** begin INFORMATION SUPPLIED **

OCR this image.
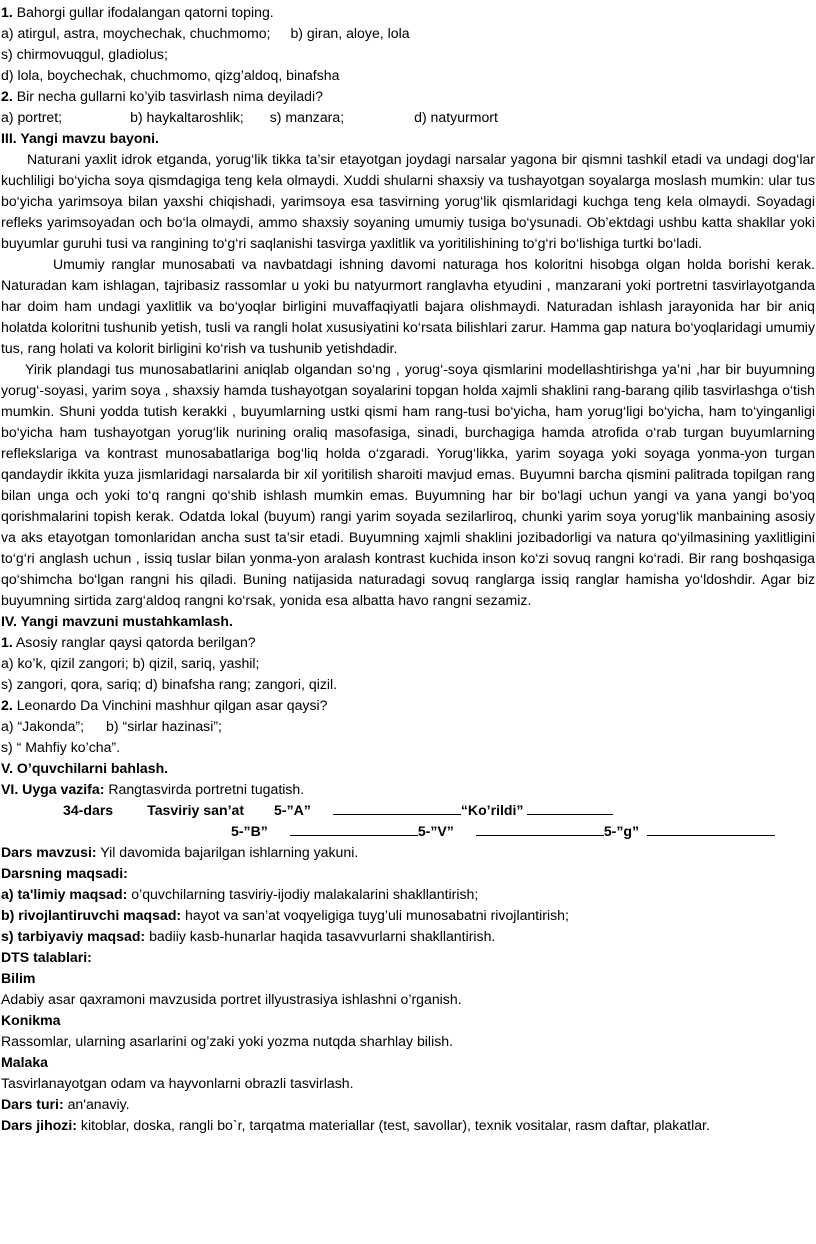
1. Bahorgi gullar ifodalangan qatorni toping.

a) atirgul, astra, moychechak, chuchmomo; b) giran, aloye, lola

s) chirmovuqgul, gladiolus;

d) lola, boychechak, chuchmomo, qizg’aldoq, binafsha

2. Bir necha gullarni ko’yib tasvirlash nima deyiladi?

a) portret;	b) haykaltaroshlik; s) manzara;	d) natyurmort

III. Yangi mavzu bayoni.

Naturani yaxlit idrok etganda, yorug‘lik tikka ta’sir etayotgan joydagi narsalar yagona bir qismni tashkil etadi va undagi dog‘lar kuchliligi bo‘yicha soya qismdagiga teng kela olmaydi. Xuddi shularni shaxsiy va tushayotgan soyalarga moslash mumkin: ular tus bo‘yicha yarimsoya bilan yaxshi chiqishadi, yarimsoya esa tasvirning yorug‘lik qismlaridagi kuchga teng kela olmaydi. Soyadagi refleks yarimsoyadan och bo‘la olmaydi, ammo shaxsiy soyaning umumiy tusiga bo‘ysunadi. Ob’ektdagi ushbu katta shakllar yoki buyumlar guruhi tusi va rangining to‘g‘ri saqlanishi tasvirga yaxlitlik va yoritilishining to‘g‘ri bo‘lishiga turtki bo‘ladi.

Umumiy ranglar munosabati va navbatdagi ishning davomi naturaga hos koloritni hisobga olgan holda borishi kerak. Naturadan kam ishlagan, tajribasiz rassomlar u yoki bu natyurmort ranglavha etyudini , manzarani yoki portretni tasvirlayotganda har doim ham undagi yaxlitlik va bo‘yoqlar birligini muvaffaqiyatli bajara olishmaydi. Naturadan ishlash jarayonida har bir aniq holatda koloritni tushunib yetish, tusli va rangli holat xususiyatini ko‘rsata bilishlari zarur. Hamma gap natura bo‘yoqlaridagi umumiy tus, rang holati va kolorit birligini ko‘rish va tushunib yetishdadir.

Yirik plandagi tus munosabatlarini aniqlab olgandan so‘ng , yorug‘-soya qismlarini modellashtirishga ya’ni ,har bir buyumning yorug‘-soyasi, yarim soya , shaxsiy hamda tushayotgan soyalarini topgan holda xajmli shaklini rang-barang qilib tasvirlashga o‘tish mumkin. Shuni yodda tutish kerakki , buyumlarning ustki qismi ham rang-tusi bo‘yicha, ham yorug‘ligi bo‘yicha, ham to‘yinganligi bo‘yicha ham tushayotgan yorug‘lik nurining oraliq masofasiga, sinadi, burchagiga hamda atrofida o‘rab turgan buyumlarning reflekslariga va kontrast munosabatlariga bog‘liq holda o‘zgaradi. Yorug‘likka, yarim soyaga yoki soyaga yonma-yon turgan qandaydir ikkita yuza jismlaridagi narsalarda bir xil yoritilish sharoiti mavjud emas. Buyumni barcha qismini palitrada topilgan rang bilan unga och yoki to‘q rangni qo‘shib ishlash mumkin emas. Buyumning har bir bo‘lagi uchun yangi va yana yangi bo‘yoq qorishmalarini topish kerak. Odatda lokal (buyum) rangi yarim soyada sezilarliroq, chunki yarim soya yorug‘lik manbaining asosiy va aks etayotgan tomonlaridan ancha sust ta’sir etadi. Buyumning xajmli shaklini jozibadorligi va natura qo‘yilmasining yaxlitligini to‘g‘ri anglash uchun , issiq tuslar bilan yonma-yon aralash kontrast kuchida inson ko‘zi sovuq rangni ko‘radi. Bir rang boshqasiga qo‘shimcha bo‘lgan rangni his qiladi. Buning natijasida naturadagi sovuq ranglarga issiq ranglar hamisha yo‘ldoshdir. Agar biz buyumning sirtida zarg‘aldoq rangni ko‘rsak, yonida esa albatta havo rangni sezamiz.

IV. Yangi mavzuni mustahkamlash.

1. Asosiy ranglar qaysi qatorda berilgan?

a) ko’k, qizil zangori; b) qizil, sariq, yashil;

s) zangori, qora, sariq; d) binafsha rang; zangori, qizil.

2. Leonardo Da Vinchini mashhur qilgan asar qaysi?

a) “Jakonda”; b) “sirlar hazinasi”;

s) “ Mahfiy ko’cha”.

V. O’quvchilarni bahlash.

VI. Uyga vazifa: Rangtasvirda portretni tugatish.

34-dars Tasviriy san’at 5-”A”	“Ko’rildi”

5-”B”	5-”V”	5-”g”

Dars mavzusi: Yil davomida bajarilgan ishlarning yakuni.

Darsning maqsadi:

a) ta'limiy maqsad: o’quvchilarning tasviriy-ijodiy malakalarini shakllantirish;

b) rivojlantiruvchi maqsad: hayot va san’at voqyeligiga tuyg’uli munosabatni rivojlantirish;

s) tarbiyaviy maqsad: badiiy kasb-hunarlar haqida tasavvurlarni shakllantirish.

DTS talablari:

Bilim

Adabiy asar qaxramoni mavzusida portret illyustrasiya ishlashni o’rganish.

Konikma

Rassomlar, ularning asarlarini og’zaki yoki yozma nutqda sharhlay bilish.

Malaka

Tasvirlanayotgan odam va hayvonlarni obrazli tasvirlash.

Dars turi: an'anaviy.

Dars jihozi: kitoblar, doska, rangli bo`r, tarqatma materiallar (test, savollar), texnik vositalar, rasm daftar, plakatlar.
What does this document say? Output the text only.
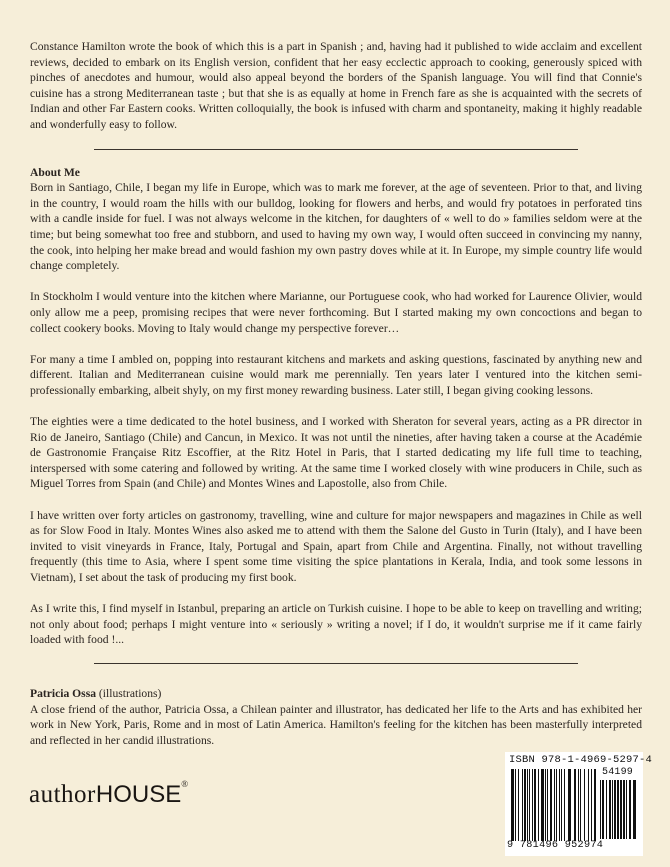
Constance Hamilton wrote the book of which this is a part in Spanish ; and, having had it published to wide acclaim and excellent reviews, decided to embark on its English version, confident that her easy ecclectic approach to cooking, generously spiced with pinches of anecdotes and humour, would also appeal beyond the borders of the Spanish language. You will find that Connie's cuisine has a strong Mediterranean taste ; but that she is as equally at home in French fare as she is acquainted with the secrets of Indian and other Far Eastern cooks. Written colloquially, the book is infused with charm and spontaneity, making it highly readable and wonderfully easy to follow.

About Me

Born in Santiago, Chile, I began my life in Europe, which was to mark me forever, at the age of seventeen. Prior to that, and living in the country, I would roam the hills with our bulldog, looking for flowers and herbs, and would fry potatoes in perforated tins with a candle inside for fuel. I was not always welcome in the kitchen, for daughters of « well to do » families seldom were at the time; but being somewhat too free and stubborn, and used to having my own way, I would often succeed in convincing my nanny, the cook, into helping her make bread and would fashion my own pastry doves while at it. In Europe, my simple country life would change completely.

In Stockholm I would venture into the kitchen where Marianne, our Portuguese cook, who had worked for Laurence Olivier, would only allow me a peep, promising recipes that were never forthcoming. But I started making my own concoctions and began to collect cookery books. Moving to Italy would change my perspective forever…

For many a time I ambled on, popping into restaurant kitchens and markets and asking questions, fascinated by anything new and different. Italian and Mediterranean cuisine would mark me perennially. Ten years later I ventured into the kitchen semi-professionally embarking, albeit shyly, on my first money rewarding business. Later still, I began giving cooking lessons.

The eighties were a time dedicated to the hotel business, and I worked with Sheraton for several years, acting as a PR director in Rio de Janeiro, Santiago (Chile) and Cancun, in Mexico. It was not until the nineties, after having taken a course at the Académie de Gastronomie Française Ritz Escoffier, at the Ritz Hotel in Paris, that I started dedicating my life full time to teaching, interspersed with some catering and followed by writing. At the same time I worked closely with wine producers in Chile, such as Miguel Torres from Spain (and Chile) and Montes Wines and Lapostolle, also from Chile.

I have written over forty articles on gastronomy, travelling, wine and culture for major newspapers and magazines in Chile as well as for Slow Food in Italy. Montes Wines also asked me to attend with them the Salone del Gusto in Turin (Italy), and I have been invited to visit vineyards in France, Italy, Portugal and Spain, apart from Chile and Argentina. Finally, not without travelling frequently (this time to Asia, where I spent some time visiting the spice plantations in Kerala, India, and took some lessons in Vietnam), I set about the task of producing my first book.

As I write this, I find myself in Istanbul, preparing an article on Turkish cuisine. I hope to be able to keep on travelling and writing; not only about food; perhaps I might venture into « seriously » writing a novel; if I do, it wouldn't surprise me if it came fairly loaded with food !...

Patricia Ossa (illustrations)

A close friend of the author, Patricia Ossa, a Chilean painter and illustrator, has dedicated her life to the Arts and has exhibited her work in New York, Paris, Rome and in most of Latin America. Hamilton's feeling for the kitchen has been masterfully interpreted and reflected in her candid illustrations.

authorHOUSE®
ISBN 978-1-4969-5297-4
54199
9 781496 952974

** end INFORMATION SUPPLIED **

CHALLENGE =
Scan the material above for the word "Paris". Copy each line where it occurs.

IN RESPONSE =
The eighties were a time dedicated to the hotel business, and I worked with Sheraton for several years, acting as a PR director in Rio de Janeiro, Santiago (Chile) and Cancun, in Mexico. It was not until the nineties, after having taken a course at the Académie de Gastronomie Française Ritz Escoffier, at the Ritz Hotel in Paris, that I started dedicating my life full time to teaching, interspersed with some catering and followed by writing. At the same time I worked closely with wine producers in Chile, such as Miguel Torres from Spain (and Chile) and Montes Wines and Lapostolle, also from Chile.
A close friend of the author, Patricia Ossa, a Chilean painter and illustrator, has dedicated her life to the Arts and has exhibited her work in New York, Paris, Rome and in most of Latin America. Hamilton's feeling for the kitchen has been masterfully interpreted and reflected in her candid illustrations.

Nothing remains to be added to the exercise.